(Dataset records)
-- Start --
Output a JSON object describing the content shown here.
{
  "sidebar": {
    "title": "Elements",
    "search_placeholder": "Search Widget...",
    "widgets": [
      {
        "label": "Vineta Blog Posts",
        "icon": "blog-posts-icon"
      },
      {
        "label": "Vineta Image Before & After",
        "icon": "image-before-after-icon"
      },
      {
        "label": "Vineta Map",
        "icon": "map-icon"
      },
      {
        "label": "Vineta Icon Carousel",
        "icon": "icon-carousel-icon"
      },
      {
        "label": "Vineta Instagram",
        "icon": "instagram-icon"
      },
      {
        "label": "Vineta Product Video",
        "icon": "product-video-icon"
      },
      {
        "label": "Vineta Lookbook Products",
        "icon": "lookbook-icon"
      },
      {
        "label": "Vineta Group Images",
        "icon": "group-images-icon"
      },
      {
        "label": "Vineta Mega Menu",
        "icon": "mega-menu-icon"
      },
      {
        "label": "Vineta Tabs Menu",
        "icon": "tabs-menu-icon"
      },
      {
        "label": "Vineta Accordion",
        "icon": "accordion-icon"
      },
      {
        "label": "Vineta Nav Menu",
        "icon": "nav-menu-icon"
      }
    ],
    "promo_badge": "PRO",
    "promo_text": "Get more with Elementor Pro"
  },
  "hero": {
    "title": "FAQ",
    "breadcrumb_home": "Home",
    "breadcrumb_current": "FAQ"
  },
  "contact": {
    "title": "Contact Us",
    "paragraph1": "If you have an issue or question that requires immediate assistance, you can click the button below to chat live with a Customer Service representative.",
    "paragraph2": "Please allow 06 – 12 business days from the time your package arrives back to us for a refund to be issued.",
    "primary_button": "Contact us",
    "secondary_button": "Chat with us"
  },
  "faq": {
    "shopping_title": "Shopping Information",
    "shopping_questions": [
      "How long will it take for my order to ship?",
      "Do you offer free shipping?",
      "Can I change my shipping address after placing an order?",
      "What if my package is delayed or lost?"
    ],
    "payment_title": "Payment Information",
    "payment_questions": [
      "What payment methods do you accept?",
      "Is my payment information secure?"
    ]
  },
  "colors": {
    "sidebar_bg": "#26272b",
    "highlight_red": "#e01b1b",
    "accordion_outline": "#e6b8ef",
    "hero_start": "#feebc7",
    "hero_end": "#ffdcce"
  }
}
-- End --
-- Start --
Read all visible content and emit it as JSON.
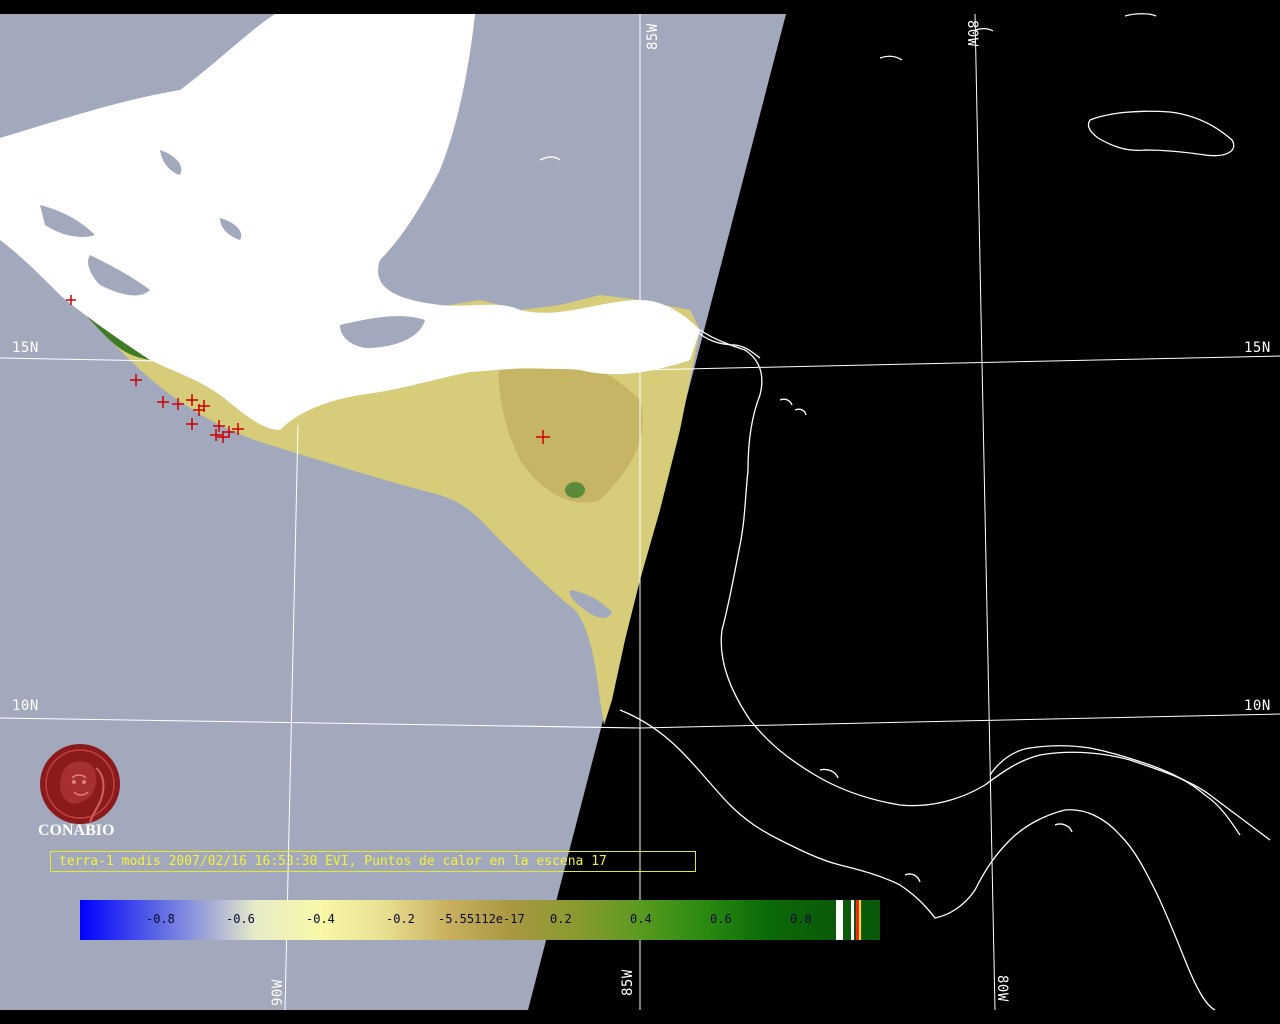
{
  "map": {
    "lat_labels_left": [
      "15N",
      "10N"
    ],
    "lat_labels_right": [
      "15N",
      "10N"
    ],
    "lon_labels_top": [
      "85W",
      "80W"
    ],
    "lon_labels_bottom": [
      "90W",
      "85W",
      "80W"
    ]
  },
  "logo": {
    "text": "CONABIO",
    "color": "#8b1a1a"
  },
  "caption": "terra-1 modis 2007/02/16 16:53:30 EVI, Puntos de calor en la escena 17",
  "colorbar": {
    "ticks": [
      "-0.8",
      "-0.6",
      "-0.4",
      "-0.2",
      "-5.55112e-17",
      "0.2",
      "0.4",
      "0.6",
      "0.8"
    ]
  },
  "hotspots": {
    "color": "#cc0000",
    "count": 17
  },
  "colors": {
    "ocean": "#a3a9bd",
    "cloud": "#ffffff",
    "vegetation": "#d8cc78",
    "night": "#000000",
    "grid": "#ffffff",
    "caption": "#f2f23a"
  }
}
-- End --
-- Start --
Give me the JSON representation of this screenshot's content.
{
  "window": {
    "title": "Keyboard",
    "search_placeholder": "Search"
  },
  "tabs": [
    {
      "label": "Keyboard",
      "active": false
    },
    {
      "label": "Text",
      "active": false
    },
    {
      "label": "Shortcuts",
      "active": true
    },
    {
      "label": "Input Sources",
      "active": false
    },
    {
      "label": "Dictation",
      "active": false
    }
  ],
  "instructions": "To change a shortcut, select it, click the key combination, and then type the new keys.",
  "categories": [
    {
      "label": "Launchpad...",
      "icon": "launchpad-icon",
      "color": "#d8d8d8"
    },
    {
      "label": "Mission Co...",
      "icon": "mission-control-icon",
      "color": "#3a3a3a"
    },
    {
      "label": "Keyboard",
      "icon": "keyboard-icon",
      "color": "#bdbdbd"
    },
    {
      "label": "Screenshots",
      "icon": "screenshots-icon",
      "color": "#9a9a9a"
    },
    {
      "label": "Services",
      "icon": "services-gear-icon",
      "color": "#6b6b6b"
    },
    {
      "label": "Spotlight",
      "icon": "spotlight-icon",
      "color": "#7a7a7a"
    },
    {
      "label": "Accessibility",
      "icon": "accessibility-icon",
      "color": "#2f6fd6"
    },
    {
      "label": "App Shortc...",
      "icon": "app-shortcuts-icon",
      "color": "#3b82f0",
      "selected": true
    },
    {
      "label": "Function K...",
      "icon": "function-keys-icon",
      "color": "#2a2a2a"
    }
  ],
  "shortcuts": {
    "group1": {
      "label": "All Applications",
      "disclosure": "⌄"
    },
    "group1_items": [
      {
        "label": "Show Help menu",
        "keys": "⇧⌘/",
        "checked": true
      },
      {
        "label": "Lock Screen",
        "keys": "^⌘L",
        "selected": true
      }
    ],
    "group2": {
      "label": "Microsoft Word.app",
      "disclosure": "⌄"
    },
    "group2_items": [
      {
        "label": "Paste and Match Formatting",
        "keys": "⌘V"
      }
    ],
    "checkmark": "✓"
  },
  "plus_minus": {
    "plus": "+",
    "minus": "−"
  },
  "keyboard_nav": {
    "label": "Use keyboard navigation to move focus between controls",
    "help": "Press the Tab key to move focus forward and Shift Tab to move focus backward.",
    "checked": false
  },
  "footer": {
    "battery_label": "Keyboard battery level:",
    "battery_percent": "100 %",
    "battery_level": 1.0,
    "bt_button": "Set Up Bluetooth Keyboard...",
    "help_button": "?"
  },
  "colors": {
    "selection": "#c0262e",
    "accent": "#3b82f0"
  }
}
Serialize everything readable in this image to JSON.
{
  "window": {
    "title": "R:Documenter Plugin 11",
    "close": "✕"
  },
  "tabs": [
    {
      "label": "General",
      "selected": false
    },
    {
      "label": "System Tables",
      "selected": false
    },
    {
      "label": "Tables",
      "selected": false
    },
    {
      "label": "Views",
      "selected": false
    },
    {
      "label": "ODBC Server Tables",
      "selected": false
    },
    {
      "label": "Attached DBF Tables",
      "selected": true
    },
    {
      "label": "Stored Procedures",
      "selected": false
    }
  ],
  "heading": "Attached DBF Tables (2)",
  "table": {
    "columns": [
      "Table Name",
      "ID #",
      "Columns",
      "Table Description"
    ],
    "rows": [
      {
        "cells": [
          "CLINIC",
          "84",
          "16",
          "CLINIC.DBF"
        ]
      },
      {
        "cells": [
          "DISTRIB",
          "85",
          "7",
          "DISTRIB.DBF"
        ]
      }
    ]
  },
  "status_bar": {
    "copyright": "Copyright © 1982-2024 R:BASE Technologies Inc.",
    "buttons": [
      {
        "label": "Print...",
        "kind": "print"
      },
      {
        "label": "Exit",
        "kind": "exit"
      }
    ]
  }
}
-- End --
• _Challenge_: Copy all lines from the listing that contain "focus".

• _Result for this task_:
    "label": "Use keyboard navigation to move focus between controls",
    "help": "Press the Tab key to move focus forward and Shift Tab to move focus backward.",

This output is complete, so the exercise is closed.